● TAREAS
#1 Según el fragmento sobre Roberto Appratto, ¿en qué ciudad y en qué año se publicó por primera vez La ficcionalidad en la literatura y en el cine?
#2 Reproduce del fragmento sobre Roberto Appratto el pasaje comprendido entre "Roberto Appratto vivía" y "el autor presente.", ambos incluidos.
#3 Retoma el fragmento sobre Roberto Appratto y continúalo a partir de su última oración.

● FRAGMENTO PARA LEER
————————

2. El primer empeño dejó su marca más que su aroma. Se concentró en la exploración de la palabra, la imagen, el sonido y las posibilidades de conexión con un mundo cada vez más impenetrable. Esa concepción de la poesía y el lenguaje crítico no estaba hecha solo de letras; el cine lo acompañó siempre, obsesivamente, con entusiasmos que lo desbordaban, desde las películas de Michelangelo Antonioni hasta las recientes de Béla Tarr, como Sátántangó, basada en la novela de László Krasznahorkai, a quien Appratto promovía desde hacía mucho tiempo, y por eso recibió con alegría la noticia del Nobel, como si lo hubiera recibido alguien muy próximo. En rigor, lo era.
Roberto Appratto vivía lo artístico con pasión, fuera de cualquier obligatoriedad. Esa es, por lo menos, una de las lecciones que vienen desde siempre, más bien olvidadas, que su ejemplo renueva y desafía. De esa doble vertiente surgió una investigación única en el país y que, como de costumbre, pasó un poco inadvertida aquí y muchísimo más fuera de aquí: La ficcionalidad en la literatura y en el cine. Los modos de ser del arte, publicado en Montevideo en 2014 y reeditado con ajustes al año siguiente en una editorial a demanda. Que sepamos, hasta ahora, solo se ha discutido este libro en un lejano seminario de doctorado, en 2016, en la Facultad de Humanidades, con el autor presente.

————————

● INFORMACIÓN PROPORCIONADA
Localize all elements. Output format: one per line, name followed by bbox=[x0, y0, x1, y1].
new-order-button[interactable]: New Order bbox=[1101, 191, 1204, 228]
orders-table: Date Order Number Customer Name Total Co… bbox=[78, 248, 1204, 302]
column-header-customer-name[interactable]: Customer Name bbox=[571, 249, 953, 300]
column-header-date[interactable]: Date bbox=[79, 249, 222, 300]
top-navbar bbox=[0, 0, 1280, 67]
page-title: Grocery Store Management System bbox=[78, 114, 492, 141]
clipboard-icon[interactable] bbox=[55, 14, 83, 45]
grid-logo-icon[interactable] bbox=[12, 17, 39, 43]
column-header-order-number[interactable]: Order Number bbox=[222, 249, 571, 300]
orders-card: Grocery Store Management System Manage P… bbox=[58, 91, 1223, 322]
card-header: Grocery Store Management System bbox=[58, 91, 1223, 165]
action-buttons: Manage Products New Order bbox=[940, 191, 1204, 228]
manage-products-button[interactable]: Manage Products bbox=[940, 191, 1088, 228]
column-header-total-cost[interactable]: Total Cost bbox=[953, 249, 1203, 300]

————————

● RESPUESTAS DEL EJERCICIO
#1 En Montevideo, en 2014.

#2
Roberto Appratto vivía lo artístico con pasión, fuera de cualquier obligatoriedad. Esa es, por lo menos, una de las lecciones que vienen desde siempre, más bien olvidadas, que su ejemplo renueva y desafía. De esa doble vertiente surgió una investigación única en el país y que, como de costumbre, pasó un poco inadvertida aquí y muchísimo más fuera de aquí: La ficcionalidad en la literatura y en el cine. Los modos de ser del arte, publicado en Montevideo en 2014 y reeditado con ajustes al año siguiente en una editorial a demanda. Que sepamos, hasta ahora, solo se ha discutido este libro en un lejano seminario de doctorado, en 2016, en la Facultad de Humanidades, con el autor presente.

#3
3. Al verlo tan elegante y serio, tan con una sonrisa congelada, que llamaba más a la distancia que a la proximidad, quizá no se adivinara que Appratto era, además de un profesional estricto, un escritor incansable y disciplinado, alguien capaz de entregarse sin aspavientos a sus convicciones y a sus amigos. Por unas y por otros podía discutir sin claudicar, a veces con un estilo cortante, sentencioso, que fugaba de los matices, que podía rozar la rigidez. Y, aun así, pocos como él capaces de rectificarse, por una cabal naturaleza autocrítica antes que por temor a la siempre acechante soledad; pocos, como él, sabían reconocer sus errores y hasta sus prejuicios, y alzarse sobre ellos. Hasta que en 1993 publicó Íntima, era difícil sospechar que este poeta se iba a soltar en una narrativa que, a despecho de algunos antecedentes –como la novela Muchachos (1950),
de su nada familiar Juan José Morosoli–, empezaría a ocupar diferentes territorios, ya no solo el local, línea que se vigorizaría –de otro modo– con La novela luminosa (2005), de Mario Levrero. Su vida, o la interrogación sobre su vida, pasó a ser el núcleo de la escritura desde el que pudo revisar eso que estaba fuera de sí. Claramente, expuso su proyecto y su duda de fondo en El origen de todo (2020), la novela también corta (una pieza más en un poliedro narrativo) que dedicó a recordar/recrear a su madre, como en la primera lo había hecho con su padre: «Cuando se escribe sobre la realidad, el peso de lo real hace imposible todo intento, de modo que no se puede hacer nada, sino confiar en impulsos que se fijan en imágenes y encierran en sí mismas su descripción».
«Todo tras sí lo lleva el año breve», como para siempre lo dijo Quevedo en un sabio endecasílabo, que Appratto gustaba citar, y que hasta intercaló en el primer poema de Lugar perfecto (2011). Todos, todo, y no. Queda su recuerdo para los próximos, su voz e imagen reproducidas; quedará su literatura, que puede sortear lo pasajero, como lo vio con aguda conciencia en unos versos de Levemente ondulado (2005): «Yo soy el testimonio de lo que se perdió/ Yo soy el que sabe lo que había,/ de lo que dejó de estar/ justo en ese momento».